- _Text excerpt_

Title: Lost Southern railway locomotive in river
Post by: nickco201 on March 14, 2011, 12:26:32 AM
  I know this is crazy but I have heard several strong rumors about a Southern railway locomotive  overturned many years ago and is in the river along the NS mainline a little west of Asheville. It is most likely burried in the mud, but I was wondering if anyone could elaborate on this
   Also I've heard several people talk about a hudson or possibly a pacific in the woods or possibly a barn in Ohio.  Anyone heard this ?
   I don't want to open a rumor mill thing here, but would be interested if anyone had heard about any of these. I know that they are both probably not true, and am not trying to say they are, but I am just curious about them, or any other similar types of " lost " engines.
Title: Re: Lost Southern railway locomotive in river
Post by: r0bert on March 14, 2011, 02:14:19 AM
I don't know about that one, but I do know there is one from 1855, in the Gasconade river, at Gasconade, Missouri, about ten miles from my house.
story here
http://cprr.org/Museum/Gasconade_Disaster.html (http://cprr.org/Museum/Gasconade_Disaster.html)
The corps of engineers dragged the wreckage out of the channel along the east bank, left it there, and there it remains.
You can still see it when the river is really low, but if you didn't know it was a locomotive, you would never be able to guess what it was from whats still there.
Title: Re: Lost Southern railway locomotive in river
Post by: Woody Elmore on March 14, 2011, 06:53:19 PM
The Great Smokey Mountain RR (a tourist operation) runs in Western North Carolina on former SRy track. They don't operate in the Asheville area but I bet that someone there could help you with the engine in the river rumor.

- _Objective A_
Rewrite the stretch of rows from the start through the line containing "list-item-7: 7. **O'qish", replacing "bbox" with "bounds" and leaving everything else unchanged.

(Saved entries)
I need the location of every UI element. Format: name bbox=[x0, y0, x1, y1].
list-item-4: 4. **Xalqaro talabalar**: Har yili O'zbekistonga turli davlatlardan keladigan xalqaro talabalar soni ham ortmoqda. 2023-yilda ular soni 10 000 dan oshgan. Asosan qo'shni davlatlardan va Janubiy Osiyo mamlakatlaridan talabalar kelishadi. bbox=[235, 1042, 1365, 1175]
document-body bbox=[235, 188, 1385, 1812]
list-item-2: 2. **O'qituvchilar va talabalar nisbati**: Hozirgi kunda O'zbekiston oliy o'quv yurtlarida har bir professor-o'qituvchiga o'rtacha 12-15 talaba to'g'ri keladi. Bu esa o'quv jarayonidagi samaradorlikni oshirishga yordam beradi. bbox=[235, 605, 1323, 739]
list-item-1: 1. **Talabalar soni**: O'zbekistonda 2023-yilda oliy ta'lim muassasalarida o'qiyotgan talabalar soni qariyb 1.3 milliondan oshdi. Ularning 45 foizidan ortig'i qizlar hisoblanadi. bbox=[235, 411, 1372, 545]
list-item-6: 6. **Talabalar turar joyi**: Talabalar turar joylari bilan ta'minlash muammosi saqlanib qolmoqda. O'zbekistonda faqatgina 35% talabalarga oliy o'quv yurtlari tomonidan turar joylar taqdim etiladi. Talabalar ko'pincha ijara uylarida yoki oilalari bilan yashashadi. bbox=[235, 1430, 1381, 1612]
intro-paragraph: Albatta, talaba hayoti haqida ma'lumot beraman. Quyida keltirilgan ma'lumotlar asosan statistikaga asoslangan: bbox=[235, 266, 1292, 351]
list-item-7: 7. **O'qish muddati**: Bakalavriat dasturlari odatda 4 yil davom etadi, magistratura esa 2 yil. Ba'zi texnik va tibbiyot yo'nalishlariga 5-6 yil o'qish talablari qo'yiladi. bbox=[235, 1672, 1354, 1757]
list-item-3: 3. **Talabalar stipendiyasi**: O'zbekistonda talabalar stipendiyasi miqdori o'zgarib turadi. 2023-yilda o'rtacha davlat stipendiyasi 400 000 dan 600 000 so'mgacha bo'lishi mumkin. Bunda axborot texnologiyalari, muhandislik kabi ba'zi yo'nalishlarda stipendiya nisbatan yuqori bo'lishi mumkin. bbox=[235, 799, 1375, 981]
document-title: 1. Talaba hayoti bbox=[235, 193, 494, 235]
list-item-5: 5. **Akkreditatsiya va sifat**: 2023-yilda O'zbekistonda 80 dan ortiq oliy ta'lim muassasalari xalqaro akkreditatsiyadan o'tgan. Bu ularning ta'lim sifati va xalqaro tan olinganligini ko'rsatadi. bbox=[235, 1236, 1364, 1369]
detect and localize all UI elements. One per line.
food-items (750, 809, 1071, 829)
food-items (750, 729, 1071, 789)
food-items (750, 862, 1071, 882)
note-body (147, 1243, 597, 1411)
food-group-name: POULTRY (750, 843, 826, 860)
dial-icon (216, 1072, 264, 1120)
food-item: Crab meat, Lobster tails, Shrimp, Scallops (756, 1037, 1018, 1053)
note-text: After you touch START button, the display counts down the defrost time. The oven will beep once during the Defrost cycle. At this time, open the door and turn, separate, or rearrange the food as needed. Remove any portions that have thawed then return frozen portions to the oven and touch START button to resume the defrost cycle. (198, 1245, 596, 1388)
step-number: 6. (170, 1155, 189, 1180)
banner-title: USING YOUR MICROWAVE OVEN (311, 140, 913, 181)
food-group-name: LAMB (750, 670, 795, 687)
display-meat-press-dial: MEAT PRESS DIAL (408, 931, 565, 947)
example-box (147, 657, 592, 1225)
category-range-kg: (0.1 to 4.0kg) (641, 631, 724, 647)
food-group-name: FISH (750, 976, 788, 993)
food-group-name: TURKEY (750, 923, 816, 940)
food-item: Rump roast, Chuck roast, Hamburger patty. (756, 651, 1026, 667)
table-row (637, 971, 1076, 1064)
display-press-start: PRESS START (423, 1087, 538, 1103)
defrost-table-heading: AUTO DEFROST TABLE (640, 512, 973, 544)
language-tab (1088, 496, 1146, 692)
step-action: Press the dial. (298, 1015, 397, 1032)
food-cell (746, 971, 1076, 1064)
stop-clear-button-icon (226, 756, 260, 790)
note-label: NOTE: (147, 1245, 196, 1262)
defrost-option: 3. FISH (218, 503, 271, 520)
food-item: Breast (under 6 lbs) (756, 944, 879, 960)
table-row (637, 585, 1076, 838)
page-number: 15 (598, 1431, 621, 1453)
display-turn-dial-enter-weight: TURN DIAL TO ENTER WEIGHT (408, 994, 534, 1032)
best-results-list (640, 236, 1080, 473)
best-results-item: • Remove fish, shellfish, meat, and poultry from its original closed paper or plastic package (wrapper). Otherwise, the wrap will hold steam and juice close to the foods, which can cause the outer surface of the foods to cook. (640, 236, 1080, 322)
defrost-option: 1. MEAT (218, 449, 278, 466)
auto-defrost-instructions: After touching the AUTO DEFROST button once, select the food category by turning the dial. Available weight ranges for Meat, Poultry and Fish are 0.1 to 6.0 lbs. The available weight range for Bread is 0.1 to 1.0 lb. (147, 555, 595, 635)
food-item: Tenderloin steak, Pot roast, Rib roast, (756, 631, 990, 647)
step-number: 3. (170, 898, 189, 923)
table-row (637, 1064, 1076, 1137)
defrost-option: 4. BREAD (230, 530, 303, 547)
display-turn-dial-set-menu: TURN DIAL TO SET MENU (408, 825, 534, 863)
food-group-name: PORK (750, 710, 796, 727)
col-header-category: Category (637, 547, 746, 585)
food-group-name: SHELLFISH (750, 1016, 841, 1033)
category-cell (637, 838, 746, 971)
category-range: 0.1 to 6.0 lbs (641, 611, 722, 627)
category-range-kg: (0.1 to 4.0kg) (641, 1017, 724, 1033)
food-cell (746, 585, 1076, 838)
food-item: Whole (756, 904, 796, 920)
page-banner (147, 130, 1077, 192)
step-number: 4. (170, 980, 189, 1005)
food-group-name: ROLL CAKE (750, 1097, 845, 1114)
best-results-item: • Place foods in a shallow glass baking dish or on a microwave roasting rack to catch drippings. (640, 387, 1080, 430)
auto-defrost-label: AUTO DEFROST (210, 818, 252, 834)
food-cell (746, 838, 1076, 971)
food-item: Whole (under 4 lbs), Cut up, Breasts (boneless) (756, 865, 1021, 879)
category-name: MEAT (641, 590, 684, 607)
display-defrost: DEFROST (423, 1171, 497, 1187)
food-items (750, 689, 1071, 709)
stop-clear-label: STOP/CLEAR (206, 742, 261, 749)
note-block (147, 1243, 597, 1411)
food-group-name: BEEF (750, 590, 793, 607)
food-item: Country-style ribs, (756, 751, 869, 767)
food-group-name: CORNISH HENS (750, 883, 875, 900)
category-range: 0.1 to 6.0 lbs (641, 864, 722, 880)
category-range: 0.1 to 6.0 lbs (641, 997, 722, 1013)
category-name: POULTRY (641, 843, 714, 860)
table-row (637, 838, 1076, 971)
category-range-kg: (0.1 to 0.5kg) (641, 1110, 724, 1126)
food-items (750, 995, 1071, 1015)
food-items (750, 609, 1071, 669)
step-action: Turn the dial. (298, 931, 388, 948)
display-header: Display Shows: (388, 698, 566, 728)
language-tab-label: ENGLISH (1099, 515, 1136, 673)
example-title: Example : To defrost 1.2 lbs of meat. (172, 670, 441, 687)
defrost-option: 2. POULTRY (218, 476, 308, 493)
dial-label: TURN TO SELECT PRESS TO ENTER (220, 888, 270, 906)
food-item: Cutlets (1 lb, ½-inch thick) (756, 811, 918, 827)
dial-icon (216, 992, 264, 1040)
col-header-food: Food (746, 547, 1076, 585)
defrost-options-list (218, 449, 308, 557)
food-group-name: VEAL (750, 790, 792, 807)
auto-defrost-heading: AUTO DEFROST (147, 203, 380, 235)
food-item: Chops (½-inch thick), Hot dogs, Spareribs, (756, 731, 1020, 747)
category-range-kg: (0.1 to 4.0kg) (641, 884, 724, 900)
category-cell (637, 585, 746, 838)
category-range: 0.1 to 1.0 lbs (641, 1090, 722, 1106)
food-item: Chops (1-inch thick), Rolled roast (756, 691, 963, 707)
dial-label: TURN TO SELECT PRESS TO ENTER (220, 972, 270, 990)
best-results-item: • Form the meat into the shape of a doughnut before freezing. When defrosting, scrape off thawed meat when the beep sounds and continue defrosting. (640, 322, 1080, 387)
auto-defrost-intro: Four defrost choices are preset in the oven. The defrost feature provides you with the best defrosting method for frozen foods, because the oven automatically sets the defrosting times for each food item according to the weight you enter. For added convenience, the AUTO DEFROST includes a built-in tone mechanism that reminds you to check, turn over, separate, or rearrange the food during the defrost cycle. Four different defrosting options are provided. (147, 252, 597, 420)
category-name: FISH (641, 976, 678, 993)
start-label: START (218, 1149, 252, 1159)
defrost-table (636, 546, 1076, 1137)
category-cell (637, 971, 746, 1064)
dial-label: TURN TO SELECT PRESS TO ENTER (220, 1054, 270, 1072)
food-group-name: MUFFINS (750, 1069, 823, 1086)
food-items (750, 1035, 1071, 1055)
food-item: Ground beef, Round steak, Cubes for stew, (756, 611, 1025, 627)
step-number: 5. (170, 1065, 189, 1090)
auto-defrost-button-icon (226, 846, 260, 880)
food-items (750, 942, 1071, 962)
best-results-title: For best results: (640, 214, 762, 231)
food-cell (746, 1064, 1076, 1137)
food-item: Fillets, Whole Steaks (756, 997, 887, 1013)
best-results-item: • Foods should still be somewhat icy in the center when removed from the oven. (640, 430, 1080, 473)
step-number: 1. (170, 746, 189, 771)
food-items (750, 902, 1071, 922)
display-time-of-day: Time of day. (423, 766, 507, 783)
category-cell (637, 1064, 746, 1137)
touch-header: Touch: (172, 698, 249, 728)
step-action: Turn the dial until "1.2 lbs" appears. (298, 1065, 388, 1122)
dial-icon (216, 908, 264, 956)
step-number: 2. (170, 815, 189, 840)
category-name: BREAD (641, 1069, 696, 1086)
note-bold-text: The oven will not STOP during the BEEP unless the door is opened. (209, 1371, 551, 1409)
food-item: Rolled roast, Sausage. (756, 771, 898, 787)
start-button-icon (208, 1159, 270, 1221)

- _Objective B_
Please copy the stretch of the lost-locomotive forum thread from "I don't want" through "from my house." word for word.

- _Output A_
I need the location of every UI element. Format: name bounds=[x0, y0, x1, y1].
list-item-4: 4. **Xalqaro talabalar**: Har yili O'zbekistonga turli davlatlardan keladigan xalqaro talabalar soni ham ortmoqda. 2023-yilda ular soni 10 000 dan oshgan. Asosan qo'shni davlatlardan va Janubiy Osiyo mamlakatlaridan talabalar kelishadi. bounds=[235, 1042, 1365, 1175]
document-body bounds=[235, 188, 1385, 1812]
list-item-2: 2. **O'qituvchilar va talabalar nisbati**: Hozirgi kunda O'zbekiston oliy o'quv yurtlarida har bir professor-o'qituvchiga o'rtacha 12-15 talaba to'g'ri keladi. Bu esa o'quv jarayonidagi samaradorlikni oshirishga yordam beradi. bounds=[235, 605, 1323, 739]
list-item-1: 1. **Talabalar soni**: O'zbekistonda 2023-yilda oliy ta'lim muassasalarida o'qiyotgan talabalar soni qariyb 1.3 milliondan oshdi. Ularning 45 foizidan ortig'i qizlar hisoblanadi. bounds=[235, 411, 1372, 545]
list-item-6: 6. **Talabalar turar joyi**: Talabalar turar joylari bilan ta'minlash muammosi saqlanib qolmoqda. O'zbekistonda faqatgina 35% talabalarga oliy o'quv yurtlari tomonidan turar joylar taqdim etiladi. Talabalar ko'pincha ijara uylarida yoki oilalari bilan yashashadi. bounds=[235, 1430, 1381, 1612]
intro-paragraph: Albatta, talaba hayoti haqida ma'lumot beraman. Quyida keltirilgan ma'lumotlar asosan statistikaga asoslangan: bounds=[235, 266, 1292, 351]
list-item-7: 7. **O'qish muddati**: Bakalavriat dasturlari odatda 4 yil davom etadi, magistratura esa 2 yil. Ba'zi texnik va tibbiyot yo'nalishlariga 5-6 yil o'qish talablari qo'yiladi. bounds=[235, 1672, 1354, 1757]

- _Output B_
I don't want to open a rumor mill thing here, but would be interested if anyone had heard about any of these. I know that they are both probably not true, and am not trying to say they are, but I am just curious about them, or any other similar types of " lost " engines.
Title: Re: Lost Southern railway locomotive in river
Post by: r0bert on March 14, 2011, 02:14:19 AM
I don't know about that one, but I do know there is one from 1855, in the Gasconade river, at Gasconade, Missouri, about ten miles from my house.